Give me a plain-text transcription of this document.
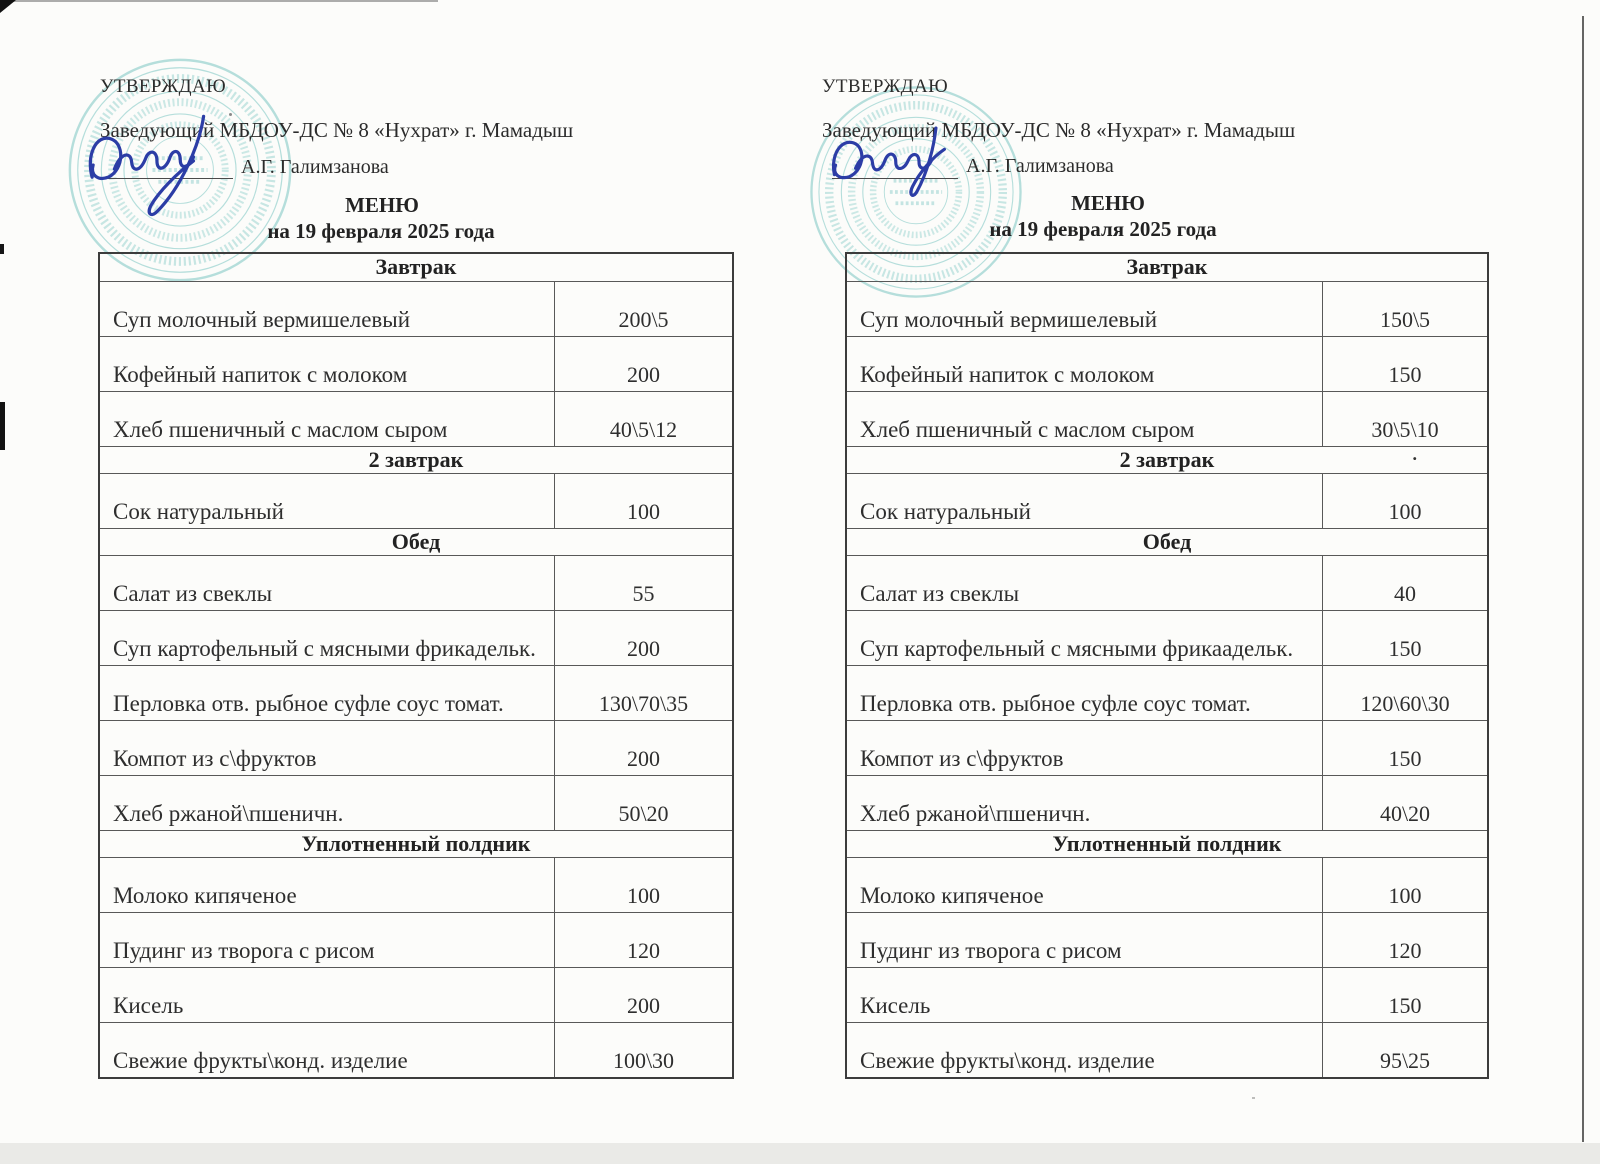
УТВЕРЖДАЮ
Заведующий МБДОУ-ДС № 8 «Нухрат» г. Мамадыш
А.Г. Галимзанова
МЕНЮ
на 19 февраля 2025 года
УТВЕРЖДАЮ
Заведующий МБДОУ-ДС № 8 «Нухрат» г. Мамадыш
А.Г. Галимзанова
МЕНЮ
на 19 февраля 2025 года
Завтрак
Суп молочный вермишелевый	200\5
Кофейный напиток с молоком	200
Хлеб пшеничный с маслом сыром	40\5\12
2 завтрак
Сок натуральный	100
Обед
Салат из свеклы	55
Суп картофельный с мясными фрикадельк.	200
Перловка отв. рыбное суфле соус томат.	130\70\35
Компот из с\фруктов	200
Хлеб ржаной\пшеничн.	50\20
Уплотненный полдник
Молоко кипяченое	100
Пудинг из творога с рисом	120
Кисель	200
Свежие фрукты\конд. изделие	100\30
Завтрак
Суп молочный вермишелевый	150\5
Кофейный напиток с молоком	150
Хлеб пшеничный с маслом сыром	30\5\10
2 завтрак	.
Сок натуральный	100
Обед
Салат из свеклы	40
Суп картофельный с мясными фрикаадельк.	150
Перловка отв. рыбное суфле соус томат.	120\60\30
Компот из с\фруктов	150
Хлеб ржаной\пшеничн.	40\20
Уплотненный полдник
Молоко кипяченое	100
Пудинг из творога с рисом	120
Кисель	150
Свежие фрукты\конд. изделие	95\25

#####

▶ **Problem**
Print the complete listing exactly, apart from any pictures.

▶ **Answer below**
Give me a plain-text transcription of this document.
УТВЕРЖДАЮ
Заведующий МБДОУ-ДС № 8 «Нухрат» г. Мамадыш
А.Г. Галимзанова
МЕНЮ
на 19 февраля 2025 года
УТВЕРЖДАЮ
Заведующий МБДОУ-ДС № 8 «Нухрат» г. Мамадыш
А.Г. Галимзанова
МЕНЮ
на 19 февраля 2025 года
Завтрак
Суп молочный вермишелевый	200\5
Кофейный напиток с молоком	200
Хлеб пшеничный с маслом сыром	40\5\12
2 завтрак
Сок натуральный	100
Обед
Салат из свеклы	55
Суп картофельный с мясными фрикадельк.	200
Перловка отв. рыбное суфле соус томат.	130\70\35
Компот из с\фруктов	200
Хлеб ржаной\пшеничн.	50\20
Уплотненный полдник
Молоко кипяченое	100
Пудинг из творога с рисом	120
Кисель	200
Свежие фрукты\конд. изделие	100\30
Завтрак
Суп молочный вермишелевый	150\5
Кофейный напиток с молоком	150
Хлеб пшеничный с маслом сыром	30\5\10
2 завтрак	.
Сок натуральный	100
Обед
Салат из свеклы	40
Суп картофельный с мясными фрикаадельк.	150
Перловка отв. рыбное суфле соус томат.	120\60\30
Компот из с\фруктов	150
Хлеб ржаной\пшеничн.	40\20
Уплотненный полдник
Молоко кипяченое	100
Пудинг из творога с рисом	120
Кисель	150
Свежие фрукты\конд. изделие	95\25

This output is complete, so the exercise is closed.